_Problem description_
Can you give all the records again without altering a single character?

_Provided material_
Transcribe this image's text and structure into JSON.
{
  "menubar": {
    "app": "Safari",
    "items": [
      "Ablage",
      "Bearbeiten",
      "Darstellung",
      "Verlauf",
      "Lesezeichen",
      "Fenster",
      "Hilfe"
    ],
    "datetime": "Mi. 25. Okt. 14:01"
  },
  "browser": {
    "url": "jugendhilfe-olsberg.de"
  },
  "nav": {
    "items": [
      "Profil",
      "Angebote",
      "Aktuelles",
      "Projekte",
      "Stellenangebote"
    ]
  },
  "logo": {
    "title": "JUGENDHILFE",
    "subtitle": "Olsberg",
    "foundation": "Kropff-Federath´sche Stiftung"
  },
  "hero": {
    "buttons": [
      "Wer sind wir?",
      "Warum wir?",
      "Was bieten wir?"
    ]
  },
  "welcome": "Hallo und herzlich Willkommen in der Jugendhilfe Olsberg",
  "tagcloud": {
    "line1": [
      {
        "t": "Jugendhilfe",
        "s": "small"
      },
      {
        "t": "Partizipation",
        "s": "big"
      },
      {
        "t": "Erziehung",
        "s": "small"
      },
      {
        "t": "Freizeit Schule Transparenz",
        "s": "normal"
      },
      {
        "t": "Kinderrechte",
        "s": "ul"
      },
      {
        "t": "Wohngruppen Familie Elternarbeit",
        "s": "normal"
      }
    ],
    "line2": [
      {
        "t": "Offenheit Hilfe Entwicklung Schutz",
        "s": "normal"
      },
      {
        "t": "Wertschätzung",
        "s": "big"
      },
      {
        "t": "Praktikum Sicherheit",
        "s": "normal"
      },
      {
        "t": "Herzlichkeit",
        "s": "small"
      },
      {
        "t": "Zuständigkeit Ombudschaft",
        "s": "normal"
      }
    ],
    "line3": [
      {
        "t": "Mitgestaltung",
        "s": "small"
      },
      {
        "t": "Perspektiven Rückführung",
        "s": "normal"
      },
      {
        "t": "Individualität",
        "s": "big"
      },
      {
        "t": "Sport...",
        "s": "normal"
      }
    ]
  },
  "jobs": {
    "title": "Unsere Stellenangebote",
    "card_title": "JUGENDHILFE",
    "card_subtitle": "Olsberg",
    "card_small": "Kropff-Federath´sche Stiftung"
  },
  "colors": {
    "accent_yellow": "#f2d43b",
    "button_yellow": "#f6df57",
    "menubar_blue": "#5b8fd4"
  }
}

_Solution to the problem_
Transcribe this image's text and structure into JSON.
{
  "menubar": {
    "app": "Safari",
    "items": [
      "Ablage",
      "Bearbeiten",
      "Darstellung",
      "Verlauf",
      "Lesezeichen",
      "Fenster",
      "Hilfe"
    ],
    "datetime": "Mi. 25. Okt. 14:01"
  },
  "browser": {
    "url": "jugendhilfe-olsberg.de"
  },
  "nav": {
    "items": [
      "Profil",
      "Angebote",
      "Aktuelles",
      "Projekte",
      "Stellenangebote"
    ]
  },
  "logo": {
    "title": "JUGENDHILFE",
    "subtitle": "Olsberg",
    "foundation": "Kropff-Federath´sche Stiftung"
  },
  "hero": {
    "buttons": [
      "Wer sind wir?",
      "Warum wir?",
      "Was bieten wir?"
    ]
  },
  "welcome": "Hallo und herzlich Willkommen in der Jugendhilfe Olsberg",
  "tagcloud": {
    "line1": [
      {
        "t": "Jugendhilfe",
        "s": "small"
      },
      {
        "t": "Partizipation",
        "s": "big"
      },
      {
        "t": "Erziehung",
        "s": "small"
      },
      {
        "t": "Freizeit Schule Transparenz",
        "s": "normal"
      },
      {
        "t": "Kinderrechte",
        "s": "ul"
      },
      {
        "t": "Wohngruppen Familie Elternarbeit",
        "s": "normal"
      }
    ],
    "line2": [
      {
        "t": "Offenheit Hilfe Entwicklung Schutz",
        "s": "normal"
      },
      {
        "t": "Wertschätzung",
        "s": "big"
      },
      {
        "t": "Praktikum Sicherheit",
        "s": "normal"
      },
      {
        "t": "Herzlichkeit",
        "s": "small"
      },
      {
        "t": "Zuständigkeit Ombudschaft",
        "s": "normal"
      }
    ],
    "line3": [
      {
        "t": "Mitgestaltung",
        "s": "small"
      },
      {
        "t": "Perspektiven Rückführung",
        "s": "normal"
      },
      {
        "t": "Individualität",
        "s": "big"
      },
      {
        "t": "Sport...",
        "s": "normal"
      }
    ]
  },
  "jobs": {
    "title": "Unsere Stellenangebote",
    "card_title": "JUGENDHILFE",
    "card_subtitle": "Olsberg",
    "card_small": "Kropff-Federath´sche Stiftung"
  },
  "colors": {
    "accent_yellow": "#f2d43b",
    "button_yellow": "#f6df57",
    "menubar_blue": "#5b8fd4"
  }
}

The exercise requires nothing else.